Challenge
Omit every picture and write out the rest of the records exactly.

━━━ Supplied data ━━━

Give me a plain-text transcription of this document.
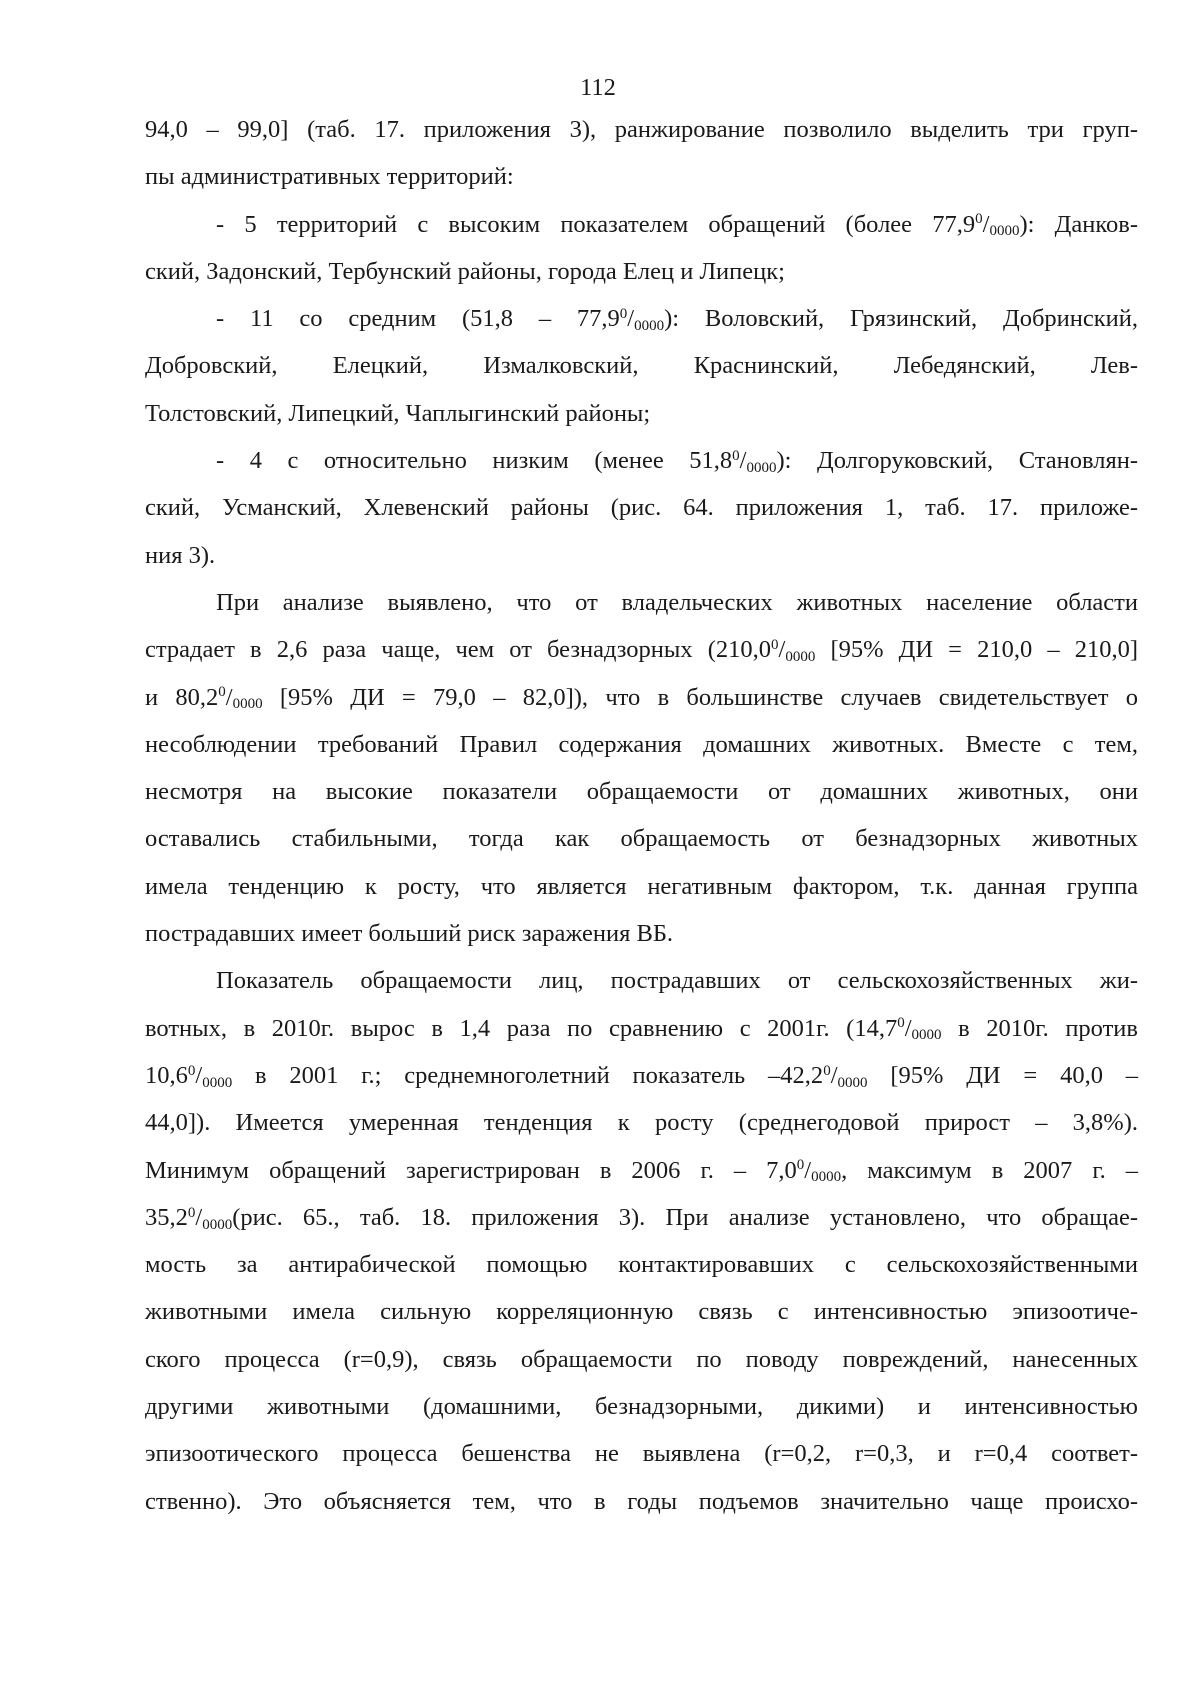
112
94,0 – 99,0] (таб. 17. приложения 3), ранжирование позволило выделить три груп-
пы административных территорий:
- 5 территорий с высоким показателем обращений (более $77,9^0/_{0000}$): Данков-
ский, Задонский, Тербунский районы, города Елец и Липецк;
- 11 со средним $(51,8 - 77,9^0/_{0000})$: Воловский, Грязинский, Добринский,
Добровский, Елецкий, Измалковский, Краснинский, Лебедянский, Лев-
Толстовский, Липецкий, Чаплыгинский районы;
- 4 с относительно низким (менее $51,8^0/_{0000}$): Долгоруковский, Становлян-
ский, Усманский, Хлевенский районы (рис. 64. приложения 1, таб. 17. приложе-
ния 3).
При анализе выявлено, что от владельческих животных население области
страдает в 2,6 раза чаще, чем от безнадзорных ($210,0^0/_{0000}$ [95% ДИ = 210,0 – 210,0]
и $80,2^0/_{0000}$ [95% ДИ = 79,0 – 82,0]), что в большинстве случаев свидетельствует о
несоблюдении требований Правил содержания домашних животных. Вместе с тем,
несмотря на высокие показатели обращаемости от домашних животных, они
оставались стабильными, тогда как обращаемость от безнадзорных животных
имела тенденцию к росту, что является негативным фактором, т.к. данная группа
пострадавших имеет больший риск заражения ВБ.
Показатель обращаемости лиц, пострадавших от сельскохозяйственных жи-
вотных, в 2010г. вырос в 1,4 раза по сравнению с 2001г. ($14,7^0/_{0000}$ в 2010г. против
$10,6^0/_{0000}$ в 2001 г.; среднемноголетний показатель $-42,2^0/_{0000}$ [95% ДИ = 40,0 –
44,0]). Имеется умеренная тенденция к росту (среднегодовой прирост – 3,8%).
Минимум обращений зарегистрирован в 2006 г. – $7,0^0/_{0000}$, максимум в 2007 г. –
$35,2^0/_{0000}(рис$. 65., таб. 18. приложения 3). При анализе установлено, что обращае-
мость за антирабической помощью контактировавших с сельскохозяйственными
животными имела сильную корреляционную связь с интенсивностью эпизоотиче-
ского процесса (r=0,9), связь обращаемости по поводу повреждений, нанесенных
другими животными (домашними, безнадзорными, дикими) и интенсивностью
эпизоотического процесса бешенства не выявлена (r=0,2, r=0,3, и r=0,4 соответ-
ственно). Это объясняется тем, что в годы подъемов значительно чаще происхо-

━━━

Answer
Give me a plain-text transcription of this document.
112
94,0 – 99,0] (таб. 17. приложения 3), ранжирование позволило выделить три груп-
пы административных территорий:
- 5 территорий с высоким показателем обращений (более $77,9^0/_{0000}$): Данков-
ский, Задонский, Тербунский районы, города Елец и Липецк;
- 11 со средним $(51,8 - 77,9^0/_{0000})$: Воловский, Грязинский, Добринский,
Добровский, Елецкий, Измалковский, Краснинский, Лебедянский, Лев-
Толстовский, Липецкий, Чаплыгинский районы;
- 4 с относительно низким (менее $51,8^0/_{0000}$): Долгоруковский, Становлян-
ский, Усманский, Хлевенский районы (рис. 64. приложения 1, таб. 17. приложе-
ния 3).
При анализе выявлено, что от владельческих животных население области
страдает в 2,6 раза чаще, чем от безнадзорных ($210,0^0/_{0000}$ [95% ДИ = 210,0 – 210,0]
и $80,2^0/_{0000}$ [95% ДИ = 79,0 – 82,0]), что в большинстве случаев свидетельствует о
несоблюдении требований Правил содержания домашних животных. Вместе с тем,
несмотря на высокие показатели обращаемости от домашних животных, они
оставались стабильными, тогда как обращаемость от безнадзорных животных
имела тенденцию к росту, что является негативным фактором, т.к. данная группа
пострадавших имеет больший риск заражения ВБ.
Показатель обращаемости лиц, пострадавших от сельскохозяйственных жи-
вотных, в 2010г. вырос в 1,4 раза по сравнению с 2001г. ($14,7^0/_{0000}$ в 2010г. против
$10,6^0/_{0000}$ в 2001 г.; среднемноголетний показатель $-42,2^0/_{0000}$ [95% ДИ = 40,0 –
44,0]). Имеется умеренная тенденция к росту (среднегодовой прирост – 3,8%).
Минимум обращений зарегистрирован в 2006 г. – $7,0^0/_{0000}$, максимум в 2007 г. –
$35,2^0/_{0000}(рис$. 65., таб. 18. приложения 3). При анализе установлено, что обращае-
мость за антирабической помощью контактировавших с сельскохозяйственными
животными имела сильную корреляционную связь с интенсивностью эпизоотиче-
ского процесса (r=0,9), связь обращаемости по поводу повреждений, нанесенных
другими животными (домашними, безнадзорными, дикими) и интенсивностью
эпизоотического процесса бешенства не выявлена (r=0,2, r=0,3, и r=0,4 соответ-
ственно). Это объясняется тем, что в годы подъемов значительно чаще происхо-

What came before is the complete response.